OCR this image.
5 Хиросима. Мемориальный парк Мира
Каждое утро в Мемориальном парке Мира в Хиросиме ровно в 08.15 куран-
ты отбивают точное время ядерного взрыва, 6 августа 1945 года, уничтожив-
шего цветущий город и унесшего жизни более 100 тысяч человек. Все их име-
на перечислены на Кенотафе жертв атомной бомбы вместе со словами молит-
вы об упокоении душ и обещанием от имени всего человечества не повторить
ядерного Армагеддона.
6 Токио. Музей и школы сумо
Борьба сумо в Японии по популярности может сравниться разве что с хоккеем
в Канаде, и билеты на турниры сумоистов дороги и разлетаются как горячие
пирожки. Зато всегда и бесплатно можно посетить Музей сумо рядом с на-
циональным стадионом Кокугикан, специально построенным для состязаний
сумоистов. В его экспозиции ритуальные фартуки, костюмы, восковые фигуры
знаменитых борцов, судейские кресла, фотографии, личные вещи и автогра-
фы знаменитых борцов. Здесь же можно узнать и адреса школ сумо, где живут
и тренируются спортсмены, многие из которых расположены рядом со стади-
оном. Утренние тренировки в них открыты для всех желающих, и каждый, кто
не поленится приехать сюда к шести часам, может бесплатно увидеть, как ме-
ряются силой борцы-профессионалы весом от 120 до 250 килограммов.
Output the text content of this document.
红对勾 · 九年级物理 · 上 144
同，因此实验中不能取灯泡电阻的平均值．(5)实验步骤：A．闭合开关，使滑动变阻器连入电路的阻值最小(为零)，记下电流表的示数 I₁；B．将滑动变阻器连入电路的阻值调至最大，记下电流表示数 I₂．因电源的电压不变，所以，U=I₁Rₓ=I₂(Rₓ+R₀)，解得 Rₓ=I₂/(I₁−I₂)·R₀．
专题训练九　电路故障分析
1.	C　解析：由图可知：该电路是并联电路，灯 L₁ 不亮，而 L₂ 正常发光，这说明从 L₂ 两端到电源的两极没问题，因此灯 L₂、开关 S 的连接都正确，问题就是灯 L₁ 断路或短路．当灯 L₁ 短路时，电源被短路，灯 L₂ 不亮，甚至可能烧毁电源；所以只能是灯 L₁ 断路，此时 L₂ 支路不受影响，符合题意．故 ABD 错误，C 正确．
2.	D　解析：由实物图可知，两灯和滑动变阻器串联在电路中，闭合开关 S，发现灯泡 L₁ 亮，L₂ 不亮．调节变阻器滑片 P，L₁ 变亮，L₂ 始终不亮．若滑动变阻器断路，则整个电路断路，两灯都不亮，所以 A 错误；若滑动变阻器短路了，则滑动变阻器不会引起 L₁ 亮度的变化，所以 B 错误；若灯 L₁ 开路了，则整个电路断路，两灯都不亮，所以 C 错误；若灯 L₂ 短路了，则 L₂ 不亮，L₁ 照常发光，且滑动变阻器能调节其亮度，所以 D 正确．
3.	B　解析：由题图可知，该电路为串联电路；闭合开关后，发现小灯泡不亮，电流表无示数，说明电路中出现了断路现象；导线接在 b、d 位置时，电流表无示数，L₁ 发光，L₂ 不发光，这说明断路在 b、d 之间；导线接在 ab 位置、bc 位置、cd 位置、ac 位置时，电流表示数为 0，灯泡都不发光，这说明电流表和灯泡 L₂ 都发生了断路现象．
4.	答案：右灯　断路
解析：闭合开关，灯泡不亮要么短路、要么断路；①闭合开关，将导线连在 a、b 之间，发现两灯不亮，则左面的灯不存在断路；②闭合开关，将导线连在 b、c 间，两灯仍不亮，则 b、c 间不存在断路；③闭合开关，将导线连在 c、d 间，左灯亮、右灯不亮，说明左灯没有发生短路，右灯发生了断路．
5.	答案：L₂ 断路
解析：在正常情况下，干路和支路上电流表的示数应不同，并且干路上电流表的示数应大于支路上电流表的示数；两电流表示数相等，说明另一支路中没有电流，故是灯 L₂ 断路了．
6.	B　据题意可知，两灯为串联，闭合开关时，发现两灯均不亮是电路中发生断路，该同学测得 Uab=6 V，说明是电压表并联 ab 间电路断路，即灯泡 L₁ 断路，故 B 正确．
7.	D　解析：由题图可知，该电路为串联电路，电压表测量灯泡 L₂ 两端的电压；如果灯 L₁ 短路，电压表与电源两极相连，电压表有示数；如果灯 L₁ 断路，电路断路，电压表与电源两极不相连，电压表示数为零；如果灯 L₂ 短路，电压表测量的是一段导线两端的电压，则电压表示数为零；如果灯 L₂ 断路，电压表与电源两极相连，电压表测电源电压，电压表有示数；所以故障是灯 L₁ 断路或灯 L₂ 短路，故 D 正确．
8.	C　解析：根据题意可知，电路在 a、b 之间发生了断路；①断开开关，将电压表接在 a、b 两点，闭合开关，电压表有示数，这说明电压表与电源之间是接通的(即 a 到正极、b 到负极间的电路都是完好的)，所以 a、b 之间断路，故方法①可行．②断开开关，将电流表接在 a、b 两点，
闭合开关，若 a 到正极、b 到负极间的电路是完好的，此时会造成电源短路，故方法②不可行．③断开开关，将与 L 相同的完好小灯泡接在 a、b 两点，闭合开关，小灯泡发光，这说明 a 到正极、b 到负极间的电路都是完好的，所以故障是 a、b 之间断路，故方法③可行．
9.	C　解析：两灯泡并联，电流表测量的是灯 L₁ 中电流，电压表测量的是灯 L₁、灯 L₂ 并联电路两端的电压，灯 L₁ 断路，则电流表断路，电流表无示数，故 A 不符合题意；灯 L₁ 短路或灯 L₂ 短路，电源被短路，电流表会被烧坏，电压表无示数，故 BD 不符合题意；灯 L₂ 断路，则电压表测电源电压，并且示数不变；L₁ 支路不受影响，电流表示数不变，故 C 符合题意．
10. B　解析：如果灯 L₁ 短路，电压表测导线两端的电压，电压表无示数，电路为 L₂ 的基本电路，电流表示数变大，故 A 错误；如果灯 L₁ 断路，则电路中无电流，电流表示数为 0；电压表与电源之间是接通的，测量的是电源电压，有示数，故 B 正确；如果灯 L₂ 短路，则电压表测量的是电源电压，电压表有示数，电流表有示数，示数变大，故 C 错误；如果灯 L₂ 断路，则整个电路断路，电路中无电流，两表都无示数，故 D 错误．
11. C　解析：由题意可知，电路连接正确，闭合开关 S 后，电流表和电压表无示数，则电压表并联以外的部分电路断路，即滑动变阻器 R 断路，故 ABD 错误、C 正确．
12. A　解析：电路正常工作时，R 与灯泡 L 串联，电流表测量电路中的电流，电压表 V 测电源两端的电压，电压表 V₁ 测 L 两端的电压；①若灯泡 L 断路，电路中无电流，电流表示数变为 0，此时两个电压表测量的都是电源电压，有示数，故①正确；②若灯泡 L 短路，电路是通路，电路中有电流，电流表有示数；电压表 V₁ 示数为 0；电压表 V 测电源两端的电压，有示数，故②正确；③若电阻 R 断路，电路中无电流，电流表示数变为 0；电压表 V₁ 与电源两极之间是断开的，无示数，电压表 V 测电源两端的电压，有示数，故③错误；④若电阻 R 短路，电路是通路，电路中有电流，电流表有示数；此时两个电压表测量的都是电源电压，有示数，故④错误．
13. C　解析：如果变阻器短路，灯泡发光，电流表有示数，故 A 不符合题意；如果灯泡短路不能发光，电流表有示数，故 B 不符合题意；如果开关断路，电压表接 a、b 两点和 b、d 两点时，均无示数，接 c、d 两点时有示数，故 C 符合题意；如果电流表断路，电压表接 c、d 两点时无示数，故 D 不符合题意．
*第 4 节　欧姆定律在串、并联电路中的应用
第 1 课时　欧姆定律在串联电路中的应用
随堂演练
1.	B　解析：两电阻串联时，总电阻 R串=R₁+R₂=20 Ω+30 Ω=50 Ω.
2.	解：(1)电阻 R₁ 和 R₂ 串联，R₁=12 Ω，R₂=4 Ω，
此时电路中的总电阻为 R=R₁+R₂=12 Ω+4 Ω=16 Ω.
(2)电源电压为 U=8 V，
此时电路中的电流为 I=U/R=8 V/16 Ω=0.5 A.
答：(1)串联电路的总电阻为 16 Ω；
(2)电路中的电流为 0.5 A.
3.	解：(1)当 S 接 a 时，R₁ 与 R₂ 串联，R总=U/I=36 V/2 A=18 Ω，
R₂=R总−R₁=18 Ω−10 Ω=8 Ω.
------------------------
* **PROBLEM DETAILS**
Read through the entries and copy every line that includes "может".

* **TASK SOLUTION**
Борьба сумо в Японии по популярности может сравниться разве что с хоккеем
не поленится приехать сюда к шести часам, может бесплатно увидеть, как ме-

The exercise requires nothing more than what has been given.